___ MATERIAL FOR THIS EXERCISE ___
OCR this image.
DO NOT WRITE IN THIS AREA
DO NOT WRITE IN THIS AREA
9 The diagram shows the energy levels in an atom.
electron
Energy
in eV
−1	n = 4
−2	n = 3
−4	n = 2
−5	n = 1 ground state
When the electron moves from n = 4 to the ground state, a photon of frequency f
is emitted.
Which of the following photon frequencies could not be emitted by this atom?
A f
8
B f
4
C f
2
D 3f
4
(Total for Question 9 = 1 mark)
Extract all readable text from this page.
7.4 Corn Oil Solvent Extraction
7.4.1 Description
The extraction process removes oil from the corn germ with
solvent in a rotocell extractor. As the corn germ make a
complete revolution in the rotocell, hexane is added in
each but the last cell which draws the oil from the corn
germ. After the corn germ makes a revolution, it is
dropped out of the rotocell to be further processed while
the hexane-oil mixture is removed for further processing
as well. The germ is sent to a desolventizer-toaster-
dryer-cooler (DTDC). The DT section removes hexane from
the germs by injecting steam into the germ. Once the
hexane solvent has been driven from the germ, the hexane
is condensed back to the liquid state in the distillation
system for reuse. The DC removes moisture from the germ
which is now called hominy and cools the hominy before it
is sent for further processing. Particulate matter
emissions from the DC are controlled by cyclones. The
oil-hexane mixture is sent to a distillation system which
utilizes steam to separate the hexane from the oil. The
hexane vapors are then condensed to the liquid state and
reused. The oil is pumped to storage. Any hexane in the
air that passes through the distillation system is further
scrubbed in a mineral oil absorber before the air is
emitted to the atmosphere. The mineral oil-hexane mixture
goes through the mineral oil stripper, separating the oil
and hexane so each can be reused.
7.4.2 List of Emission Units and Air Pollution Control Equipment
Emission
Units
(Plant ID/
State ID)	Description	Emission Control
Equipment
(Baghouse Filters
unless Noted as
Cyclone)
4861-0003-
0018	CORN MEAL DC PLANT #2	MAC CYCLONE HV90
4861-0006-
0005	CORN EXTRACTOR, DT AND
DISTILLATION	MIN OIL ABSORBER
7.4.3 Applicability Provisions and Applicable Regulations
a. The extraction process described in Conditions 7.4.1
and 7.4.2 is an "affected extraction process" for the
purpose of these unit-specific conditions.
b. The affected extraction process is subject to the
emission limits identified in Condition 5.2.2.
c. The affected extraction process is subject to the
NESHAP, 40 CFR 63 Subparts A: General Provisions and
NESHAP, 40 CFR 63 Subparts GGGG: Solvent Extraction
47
___
**TASK REQUIREMENTS:** Your task is to output all of the data above word for word.

**FULL RESPONSE:**
OCR this image.
DO NOT WRITE IN THIS AREA
DO NOT WRITE IN THIS AREA
9 The diagram shows the energy levels in an atom.
electron
Energy
in eV
−1	n = 4
−2	n = 3
−4	n = 2
−5	n = 1 ground state
When the electron moves from n = 4 to the ground state, a photon of frequency f
is emitted.
Which of the following photon frequencies could not be emitted by this atom?
A f
8
B f
4
C f
2
D 3f
4
(Total for Question 9 = 1 mark)
Extract all readable text from this page.
7.4 Corn Oil Solvent Extraction
7.4.1 Description
The extraction process removes oil from the corn germ with
solvent in a rotocell extractor. As the corn germ make a
complete revolution in the rotocell, hexane is added in
each but the last cell which draws the oil from the corn
germ. After the corn germ makes a revolution, it is
dropped out of the rotocell to be further processed while
the hexane-oil mixture is removed for further processing
as well. The germ is sent to a desolventizer-toaster-
dryer-cooler (DTDC). The DT section removes hexane from
the germs by injecting steam into the germ. Once the
hexane solvent has been driven from the germ, the hexane
is condensed back to the liquid state in the distillation
system for reuse. The DC removes moisture from the germ
which is now called hominy and cools the hominy before it
is sent for further processing. Particulate matter
emissions from the DC are controlled by cyclones. The
oil-hexane mixture is sent to a distillation system which
utilizes steam to separate the hexane from the oil. The
hexane vapors are then condensed to the liquid state and
reused. The oil is pumped to storage. Any hexane in the
air that passes through the distillation system is further
scrubbed in a mineral oil absorber before the air is
emitted to the atmosphere. The mineral oil-hexane mixture
goes through the mineral oil stripper, separating the oil
and hexane so each can be reused.
7.4.2 List of Emission Units and Air Pollution Control Equipment
Emission
Units
(Plant ID/
State ID)	Description	Emission Control
Equipment
(Baghouse Filters
unless Noted as
Cyclone)
4861-0003-
0018	CORN MEAL DC PLANT #2	MAC CYCLONE HV90
4861-0006-
0005	CORN EXTRACTOR, DT AND
DISTILLATION	MIN OIL ABSORBER
7.4.3 Applicability Provisions and Applicable Regulations
a. The extraction process described in Conditions 7.4.1
and 7.4.2 is an "affected extraction process" for the
purpose of these unit-specific conditions.
b. The affected extraction process is subject to the
emission limits identified in Condition 5.2.2.
c. The affected extraction process is subject to the
NESHAP, 40 CFR 63 Subparts A: General Provisions and
NESHAP, 40 CFR 63 Subparts GGGG: Solvent Extraction
47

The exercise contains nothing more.